Written request
Search the records for "Steel". Copy every line where it appears.

Rows
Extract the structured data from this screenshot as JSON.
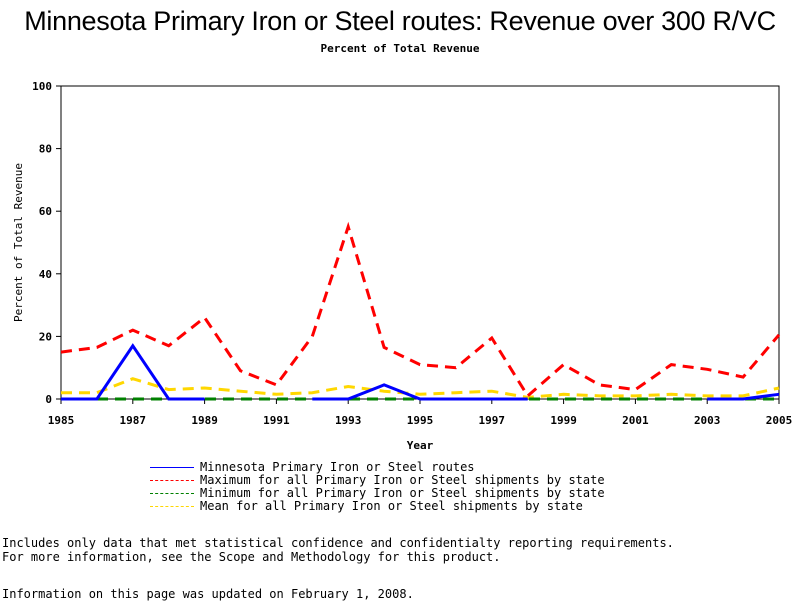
{
  "chart_data": {
    "type": "line",
    "title": "Minnesota Primary Iron or Steel routes: Revenue over 300 R/VC",
    "subtitle": "Percent of Total Revenue",
    "xlabel": "Year",
    "ylabel": "Percent of Total Revenue",
    "xlim": [
      1985,
      2005
    ],
    "ylim": [
      0,
      100
    ],
    "xticks": [
      "1985",
      "1987",
      "1989",
      "1991",
      "1993",
      "1995",
      "1997",
      "1999",
      "2001",
      "2003",
      "2005"
    ],
    "yticks": [
      "0",
      "20",
      "40",
      "60",
      "80",
      "100"
    ],
    "grid": false,
    "legend_position": "bottom",
    "x": [
      1985,
      1986,
      1987,
      1988,
      1989,
      1990,
      1991,
      1992,
      1993,
      1994,
      1995,
      1996,
      1997,
      1998,
      1999,
      2000,
      2001,
      2002,
      2003,
      2004,
      2005
    ],
    "series": [
      {
        "name": "Minnesota Primary Iron or Steel routes",
        "color": "#0000ff",
        "dash": "solid",
        "values": [
          0,
          0,
          17,
          0,
          0,
          null,
          null,
          0,
          0,
          4.5,
          0,
          0,
          0,
          0,
          null,
          null,
          null,
          null,
          0,
          0,
          1.5
        ]
      },
      {
        "name": "Maximum for all Primary Iron or Steel shipments by state",
        "color": "#ff0000",
        "dash": "dashed",
        "values": [
          15,
          16.5,
          22,
          17,
          26,
          9,
          4.5,
          20,
          55,
          16.5,
          11,
          10,
          19.5,
          1,
          11,
          4.5,
          3,
          11,
          9.5,
          7,
          20.5
        ]
      },
      {
        "name": "Minimum for all Primary Iron or Steel shipments by state",
        "color": "#008000",
        "dash": "dashed",
        "values": [
          0,
          0,
          0,
          0,
          0,
          0,
          0,
          0,
          0,
          0,
          0,
          0,
          0,
          0,
          0,
          0,
          0,
          0,
          0,
          0,
          0
        ]
      },
      {
        "name": "Mean for all Primary Iron or Steel shipments by state",
        "color": "#ffd700",
        "dash": "dashed",
        "values": [
          2,
          2,
          6.5,
          3,
          3.5,
          2.5,
          1.5,
          2,
          4,
          2.5,
          1.5,
          2,
          2.5,
          0.5,
          1.5,
          1,
          1,
          1.5,
          1,
          1,
          3.5
        ]
      }
    ]
  },
  "notes": [
    "Includes only data that met statistical confidence and confidentialty reporting requirements.",
    "For more information, see the Scope and Methodology for this product."
  ],
  "updated": "Information on this page was updated on February 1, 2008."
}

Result
    "title": "Minnesota Primary Iron or Steel routes: Revenue over 300 R/VC",
        "name": "Minnesota Primary Iron or Steel routes",
        "name": "Maximum for all Primary Iron or Steel shipments by state",
        "name": "Minimum for all Primary Iron or Steel shipments by state",
        "name": "Mean for all Primary Iron or Steel shipments by state",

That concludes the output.